# start of Material

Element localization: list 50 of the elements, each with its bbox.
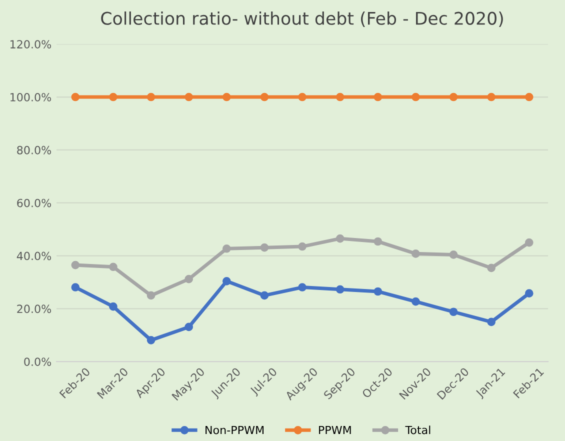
point [487, 92, 496, 102]
point [222, 244, 231, 253]
point [109, 302, 118, 311]
point [524, 238, 534, 247]
point [449, 250, 458, 259]
point [487, 318, 496, 326]
legend-label: PPWM [319, 426, 351, 434]
point [260, 92, 269, 102]
y-tick-label: 80.0% [17, 146, 52, 154]
point [449, 308, 458, 316]
point [71, 283, 80, 292]
y-tick-label: 0.0% [24, 358, 52, 366]
point [71, 92, 80, 102]
point [449, 92, 458, 102]
y-tick-label: 120.0% [10, 40, 52, 48]
point [298, 283, 306, 292]
point [298, 92, 306, 102]
point [412, 297, 420, 306]
point [524, 92, 534, 102]
y-tick-label: 40.0% [16, 252, 52, 260]
point [487, 264, 496, 272]
chart-title: Collection ratio- without debt (Feb - Dec 2020) [101, 11, 503, 27]
point [374, 92, 382, 102]
point [109, 262, 118, 272]
point [412, 249, 420, 258]
y-tick-label: 60.0% [17, 198, 52, 208]
legend-label: Non-PPWM [206, 426, 264, 434]
point [222, 92, 231, 102]
point [146, 291, 156, 300]
point [184, 274, 194, 284]
point [71, 260, 80, 270]
point [336, 285, 344, 294]
point [146, 92, 156, 102]
point [374, 237, 382, 246]
point [412, 92, 420, 102]
point [260, 243, 269, 252]
y-tick-label: 100.0% [10, 92, 52, 102]
point [109, 92, 118, 102]
point [336, 92, 344, 102]
point [222, 277, 231, 286]
point [146, 336, 156, 344]
point [260, 291, 269, 300]
point [336, 234, 344, 243]
point [298, 242, 306, 251]
point [184, 322, 194, 332]
legend-label: Total [405, 426, 430, 434]
point [184, 92, 194, 102]
point [374, 287, 382, 296]
y-tick-label: 20.0% [17, 304, 52, 314]
point [524, 289, 534, 298]
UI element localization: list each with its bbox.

# end of Material

* [Work to be completed] Lay out the data lines as a JSON list of strings, one string per line and no blank lines, starting with the line containing "point [487, 92, 496, 102]" and going on through the line containing "point [222, 92, 231, 102]".

* [Full output]
[
  "point [487, 92, 496, 102]",
  "point [222, 244, 231, 253]",
  "point [109, 302, 118, 311]",
  "point [524, 238, 534, 247]",
  "point [449, 250, 458, 259]",
  "point [487, 318, 496, 326]",
  "legend-label: PPWM [319, 426, 351, 434]",
  "point [260, 92, 269, 102]",
  "y-tick-label: 80.0% [17, 146, 52, 154]",
  "point [449, 308, 458, 316]",
  "point [71, 283, 80, 292]",
  "y-tick-label: 0.0% [24, 358, 52, 366]",
  "point [71, 92, 80, 102]",
  "point [449, 92, 458, 102]",
  "y-tick-label: 120.0% [10, 40, 52, 48]",
  "point [298, 283, 306, 292]",
  "point [298, 92, 306, 102]",
  "point [412, 297, 420, 306]",
  "point [524, 92, 534, 102]",
  "y-tick-label: 40.0% [16, 252, 52, 260]",
  "point [487, 264, 496, 272]",
  "chart-title: Collection ratio- without debt (Feb - Dec 2020) [101, 11, 503, 27]",
  "point [374, 92, 382, 102]",
  "point [109, 262, 118, 272]",
  "point [412, 249, 420, 258]",
  "y-tick-label: 60.0% [17, 198, 52, 208]",
  "legend-label: Non-PPWM [206, 426, 264, 434]",
  "point [222, 92, 231, 102]"
]